== Exercise goal ==
All lines in the data bearing the string "Surface" should be identified and copied.

════════════════════

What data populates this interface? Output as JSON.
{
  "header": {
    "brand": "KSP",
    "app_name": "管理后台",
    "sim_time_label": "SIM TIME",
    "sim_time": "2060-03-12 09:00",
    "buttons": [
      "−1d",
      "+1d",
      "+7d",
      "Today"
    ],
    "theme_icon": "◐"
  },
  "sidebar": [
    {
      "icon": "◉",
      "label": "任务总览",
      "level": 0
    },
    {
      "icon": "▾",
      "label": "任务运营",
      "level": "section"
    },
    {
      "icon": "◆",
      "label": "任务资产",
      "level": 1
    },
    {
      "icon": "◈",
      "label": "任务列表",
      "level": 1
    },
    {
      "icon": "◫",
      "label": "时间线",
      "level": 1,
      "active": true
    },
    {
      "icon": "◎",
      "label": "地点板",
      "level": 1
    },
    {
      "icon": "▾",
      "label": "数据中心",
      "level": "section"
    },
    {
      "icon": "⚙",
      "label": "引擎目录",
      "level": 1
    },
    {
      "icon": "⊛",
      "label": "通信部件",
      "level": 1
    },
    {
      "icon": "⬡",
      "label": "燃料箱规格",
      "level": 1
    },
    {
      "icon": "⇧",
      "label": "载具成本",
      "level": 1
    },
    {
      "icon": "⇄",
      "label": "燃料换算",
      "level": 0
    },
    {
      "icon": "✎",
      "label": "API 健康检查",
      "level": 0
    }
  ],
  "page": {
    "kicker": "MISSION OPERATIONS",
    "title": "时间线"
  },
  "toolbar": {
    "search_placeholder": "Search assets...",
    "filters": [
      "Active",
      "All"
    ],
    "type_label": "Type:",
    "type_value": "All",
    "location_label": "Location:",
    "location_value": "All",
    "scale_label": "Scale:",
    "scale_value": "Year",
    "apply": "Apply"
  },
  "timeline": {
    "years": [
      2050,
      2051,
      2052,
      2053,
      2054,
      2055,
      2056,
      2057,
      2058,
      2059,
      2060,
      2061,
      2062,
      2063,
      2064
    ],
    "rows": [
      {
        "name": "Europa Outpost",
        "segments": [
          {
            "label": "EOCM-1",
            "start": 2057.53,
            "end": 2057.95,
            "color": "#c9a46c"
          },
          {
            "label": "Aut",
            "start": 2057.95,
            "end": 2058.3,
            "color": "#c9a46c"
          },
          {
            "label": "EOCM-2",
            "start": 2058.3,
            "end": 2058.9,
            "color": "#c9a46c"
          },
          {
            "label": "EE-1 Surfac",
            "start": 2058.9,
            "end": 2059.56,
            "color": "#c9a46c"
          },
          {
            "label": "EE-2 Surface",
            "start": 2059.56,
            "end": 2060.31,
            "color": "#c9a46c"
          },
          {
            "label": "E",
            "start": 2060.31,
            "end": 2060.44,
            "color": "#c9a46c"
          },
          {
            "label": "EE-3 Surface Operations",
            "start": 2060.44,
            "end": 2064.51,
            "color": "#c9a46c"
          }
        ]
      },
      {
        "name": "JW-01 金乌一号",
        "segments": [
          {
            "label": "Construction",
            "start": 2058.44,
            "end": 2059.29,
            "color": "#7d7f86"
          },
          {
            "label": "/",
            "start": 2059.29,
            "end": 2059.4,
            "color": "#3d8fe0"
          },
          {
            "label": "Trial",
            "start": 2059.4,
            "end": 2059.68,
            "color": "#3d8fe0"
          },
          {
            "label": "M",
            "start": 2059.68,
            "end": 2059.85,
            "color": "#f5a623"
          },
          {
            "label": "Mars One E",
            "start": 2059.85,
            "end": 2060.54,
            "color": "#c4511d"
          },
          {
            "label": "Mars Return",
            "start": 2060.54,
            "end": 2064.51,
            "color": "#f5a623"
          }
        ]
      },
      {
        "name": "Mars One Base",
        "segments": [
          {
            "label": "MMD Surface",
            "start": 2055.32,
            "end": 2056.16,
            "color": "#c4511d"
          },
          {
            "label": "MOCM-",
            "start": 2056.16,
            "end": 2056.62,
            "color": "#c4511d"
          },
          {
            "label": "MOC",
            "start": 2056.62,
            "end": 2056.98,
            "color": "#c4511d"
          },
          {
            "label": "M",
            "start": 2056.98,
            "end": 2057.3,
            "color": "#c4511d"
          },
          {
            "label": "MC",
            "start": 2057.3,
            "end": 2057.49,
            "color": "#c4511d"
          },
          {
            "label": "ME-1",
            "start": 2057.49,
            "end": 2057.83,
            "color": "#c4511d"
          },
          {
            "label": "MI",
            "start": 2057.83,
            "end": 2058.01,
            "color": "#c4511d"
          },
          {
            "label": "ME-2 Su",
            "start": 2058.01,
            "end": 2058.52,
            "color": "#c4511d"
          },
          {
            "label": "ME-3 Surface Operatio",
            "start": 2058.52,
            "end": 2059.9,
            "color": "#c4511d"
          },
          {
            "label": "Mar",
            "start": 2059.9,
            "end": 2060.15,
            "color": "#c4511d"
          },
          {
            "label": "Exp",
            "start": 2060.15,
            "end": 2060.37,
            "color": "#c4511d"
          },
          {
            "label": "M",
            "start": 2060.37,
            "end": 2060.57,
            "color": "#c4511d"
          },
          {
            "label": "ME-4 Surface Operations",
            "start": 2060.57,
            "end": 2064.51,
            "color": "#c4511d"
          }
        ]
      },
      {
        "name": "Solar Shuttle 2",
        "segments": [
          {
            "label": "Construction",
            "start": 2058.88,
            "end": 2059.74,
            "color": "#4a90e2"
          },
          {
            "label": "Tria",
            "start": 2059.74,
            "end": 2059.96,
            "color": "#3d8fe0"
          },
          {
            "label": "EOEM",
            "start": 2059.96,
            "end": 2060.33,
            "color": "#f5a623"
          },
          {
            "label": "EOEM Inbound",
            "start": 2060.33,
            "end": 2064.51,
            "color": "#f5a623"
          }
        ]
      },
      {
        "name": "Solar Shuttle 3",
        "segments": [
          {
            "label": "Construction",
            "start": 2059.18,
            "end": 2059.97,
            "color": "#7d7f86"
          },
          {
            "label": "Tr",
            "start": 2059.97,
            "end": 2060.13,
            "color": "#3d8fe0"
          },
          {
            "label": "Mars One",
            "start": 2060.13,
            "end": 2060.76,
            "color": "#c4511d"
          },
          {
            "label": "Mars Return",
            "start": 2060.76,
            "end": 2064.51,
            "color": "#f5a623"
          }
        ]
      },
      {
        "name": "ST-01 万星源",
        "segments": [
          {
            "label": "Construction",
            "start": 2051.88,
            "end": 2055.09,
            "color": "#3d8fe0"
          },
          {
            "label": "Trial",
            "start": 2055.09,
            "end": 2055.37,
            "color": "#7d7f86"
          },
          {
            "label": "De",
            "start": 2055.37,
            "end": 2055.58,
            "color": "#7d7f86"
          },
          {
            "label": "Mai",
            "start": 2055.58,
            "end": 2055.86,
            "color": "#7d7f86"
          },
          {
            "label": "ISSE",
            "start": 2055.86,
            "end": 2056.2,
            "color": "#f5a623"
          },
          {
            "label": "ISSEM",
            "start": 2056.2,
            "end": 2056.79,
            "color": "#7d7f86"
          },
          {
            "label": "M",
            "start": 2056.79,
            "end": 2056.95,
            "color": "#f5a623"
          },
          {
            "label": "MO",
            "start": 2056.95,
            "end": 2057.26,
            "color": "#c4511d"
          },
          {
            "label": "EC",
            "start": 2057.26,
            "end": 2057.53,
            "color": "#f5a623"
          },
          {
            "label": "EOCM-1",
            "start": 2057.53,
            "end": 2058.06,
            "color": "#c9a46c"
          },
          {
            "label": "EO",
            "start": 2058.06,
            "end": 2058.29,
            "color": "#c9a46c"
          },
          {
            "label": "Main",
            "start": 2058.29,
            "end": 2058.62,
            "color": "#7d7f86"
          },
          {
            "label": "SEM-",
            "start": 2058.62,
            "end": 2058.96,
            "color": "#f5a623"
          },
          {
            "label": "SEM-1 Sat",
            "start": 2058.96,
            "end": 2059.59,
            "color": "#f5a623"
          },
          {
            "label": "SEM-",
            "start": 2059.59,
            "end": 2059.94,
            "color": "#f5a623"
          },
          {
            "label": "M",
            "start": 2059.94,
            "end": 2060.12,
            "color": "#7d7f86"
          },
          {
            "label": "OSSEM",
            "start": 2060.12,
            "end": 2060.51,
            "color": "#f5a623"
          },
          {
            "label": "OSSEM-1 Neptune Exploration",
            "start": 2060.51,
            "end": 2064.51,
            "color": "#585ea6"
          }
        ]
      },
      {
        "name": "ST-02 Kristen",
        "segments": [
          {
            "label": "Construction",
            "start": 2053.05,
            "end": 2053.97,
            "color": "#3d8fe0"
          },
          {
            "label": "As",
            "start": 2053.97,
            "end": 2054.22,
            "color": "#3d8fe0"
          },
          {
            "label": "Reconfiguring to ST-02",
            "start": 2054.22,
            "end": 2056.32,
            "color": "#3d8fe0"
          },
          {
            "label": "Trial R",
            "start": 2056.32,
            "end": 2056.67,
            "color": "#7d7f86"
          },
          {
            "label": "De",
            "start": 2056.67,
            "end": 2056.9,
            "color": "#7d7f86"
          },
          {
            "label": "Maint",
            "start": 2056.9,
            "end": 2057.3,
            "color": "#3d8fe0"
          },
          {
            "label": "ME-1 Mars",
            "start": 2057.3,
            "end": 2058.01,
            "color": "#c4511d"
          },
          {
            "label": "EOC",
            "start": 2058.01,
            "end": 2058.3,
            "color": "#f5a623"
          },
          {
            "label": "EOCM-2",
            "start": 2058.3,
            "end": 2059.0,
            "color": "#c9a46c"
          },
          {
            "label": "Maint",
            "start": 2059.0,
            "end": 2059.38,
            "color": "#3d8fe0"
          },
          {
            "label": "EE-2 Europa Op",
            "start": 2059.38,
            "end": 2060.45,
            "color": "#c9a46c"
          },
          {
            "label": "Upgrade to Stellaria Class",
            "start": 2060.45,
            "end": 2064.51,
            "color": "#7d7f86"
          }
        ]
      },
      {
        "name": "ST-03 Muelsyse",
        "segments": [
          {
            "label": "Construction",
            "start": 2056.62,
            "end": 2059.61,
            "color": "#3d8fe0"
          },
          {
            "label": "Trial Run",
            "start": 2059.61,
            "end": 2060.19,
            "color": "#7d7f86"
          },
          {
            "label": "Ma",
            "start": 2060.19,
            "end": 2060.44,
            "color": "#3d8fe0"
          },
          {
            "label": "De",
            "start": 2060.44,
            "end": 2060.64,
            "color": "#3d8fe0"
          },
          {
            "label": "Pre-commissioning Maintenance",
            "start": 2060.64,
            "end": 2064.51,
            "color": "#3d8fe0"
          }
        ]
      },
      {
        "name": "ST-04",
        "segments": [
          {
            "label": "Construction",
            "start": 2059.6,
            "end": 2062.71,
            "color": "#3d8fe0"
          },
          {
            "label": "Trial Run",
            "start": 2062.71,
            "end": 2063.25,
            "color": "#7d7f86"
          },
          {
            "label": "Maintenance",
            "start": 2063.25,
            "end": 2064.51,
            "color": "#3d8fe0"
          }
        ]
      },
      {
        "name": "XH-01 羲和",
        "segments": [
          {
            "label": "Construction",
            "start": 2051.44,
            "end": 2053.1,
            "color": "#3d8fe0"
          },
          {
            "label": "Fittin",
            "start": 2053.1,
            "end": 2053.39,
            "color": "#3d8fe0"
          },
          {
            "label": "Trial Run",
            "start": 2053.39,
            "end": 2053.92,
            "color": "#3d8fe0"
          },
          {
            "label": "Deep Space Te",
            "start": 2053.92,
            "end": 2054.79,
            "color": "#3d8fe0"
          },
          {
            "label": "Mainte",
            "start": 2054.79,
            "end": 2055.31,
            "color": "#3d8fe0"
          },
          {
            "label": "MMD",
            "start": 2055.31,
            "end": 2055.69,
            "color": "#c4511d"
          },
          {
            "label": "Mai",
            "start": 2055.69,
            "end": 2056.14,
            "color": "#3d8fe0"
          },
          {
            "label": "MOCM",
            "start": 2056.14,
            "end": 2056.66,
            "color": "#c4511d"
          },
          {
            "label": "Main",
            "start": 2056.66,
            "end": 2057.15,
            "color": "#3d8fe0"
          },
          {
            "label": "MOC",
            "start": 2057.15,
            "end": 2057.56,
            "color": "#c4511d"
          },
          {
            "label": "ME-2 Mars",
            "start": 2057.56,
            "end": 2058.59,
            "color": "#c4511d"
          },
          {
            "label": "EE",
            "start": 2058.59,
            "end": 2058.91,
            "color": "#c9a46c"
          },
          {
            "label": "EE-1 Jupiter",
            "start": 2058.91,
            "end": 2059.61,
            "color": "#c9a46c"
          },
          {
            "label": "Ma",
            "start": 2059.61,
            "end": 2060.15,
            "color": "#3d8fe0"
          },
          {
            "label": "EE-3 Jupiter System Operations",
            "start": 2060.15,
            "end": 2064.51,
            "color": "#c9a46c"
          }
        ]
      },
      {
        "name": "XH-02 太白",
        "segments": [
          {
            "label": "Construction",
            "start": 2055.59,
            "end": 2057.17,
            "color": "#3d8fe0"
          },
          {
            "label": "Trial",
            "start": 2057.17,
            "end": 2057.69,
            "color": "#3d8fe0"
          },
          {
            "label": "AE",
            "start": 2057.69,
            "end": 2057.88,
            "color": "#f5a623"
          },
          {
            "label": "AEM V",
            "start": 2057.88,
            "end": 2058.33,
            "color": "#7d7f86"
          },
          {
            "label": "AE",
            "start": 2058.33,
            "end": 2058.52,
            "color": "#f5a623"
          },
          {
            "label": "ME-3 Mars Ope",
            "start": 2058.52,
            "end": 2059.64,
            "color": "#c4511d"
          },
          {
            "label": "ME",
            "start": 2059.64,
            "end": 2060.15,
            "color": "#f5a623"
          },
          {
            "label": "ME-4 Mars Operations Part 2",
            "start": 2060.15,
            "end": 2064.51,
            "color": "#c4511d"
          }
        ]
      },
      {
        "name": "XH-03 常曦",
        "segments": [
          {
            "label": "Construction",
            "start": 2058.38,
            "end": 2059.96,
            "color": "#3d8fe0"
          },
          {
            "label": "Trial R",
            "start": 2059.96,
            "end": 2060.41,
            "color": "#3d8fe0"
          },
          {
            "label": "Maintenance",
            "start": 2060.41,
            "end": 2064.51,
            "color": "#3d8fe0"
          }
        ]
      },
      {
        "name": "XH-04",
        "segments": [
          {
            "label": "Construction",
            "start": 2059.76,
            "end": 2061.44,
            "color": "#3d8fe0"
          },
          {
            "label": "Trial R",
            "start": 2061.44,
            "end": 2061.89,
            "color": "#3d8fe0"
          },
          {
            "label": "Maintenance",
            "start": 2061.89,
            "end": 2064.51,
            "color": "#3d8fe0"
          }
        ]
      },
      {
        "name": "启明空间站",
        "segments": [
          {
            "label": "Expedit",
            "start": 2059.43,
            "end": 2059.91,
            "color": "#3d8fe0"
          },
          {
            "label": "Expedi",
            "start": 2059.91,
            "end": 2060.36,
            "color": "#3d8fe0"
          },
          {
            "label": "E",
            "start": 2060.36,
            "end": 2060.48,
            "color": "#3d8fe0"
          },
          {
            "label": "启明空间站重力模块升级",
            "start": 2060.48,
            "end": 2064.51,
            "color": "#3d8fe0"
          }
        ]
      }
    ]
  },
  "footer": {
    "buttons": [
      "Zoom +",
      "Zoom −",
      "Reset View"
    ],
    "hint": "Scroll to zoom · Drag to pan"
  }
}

════════════════════

== Written solution ==
            "label": "EE-2 Surface",
            "label": "EE-3 Surface Operations",
            "label": "MMD Surface",
            "label": "ME-3 Surface Operatio",
            "label": "ME-4 Surface Operations",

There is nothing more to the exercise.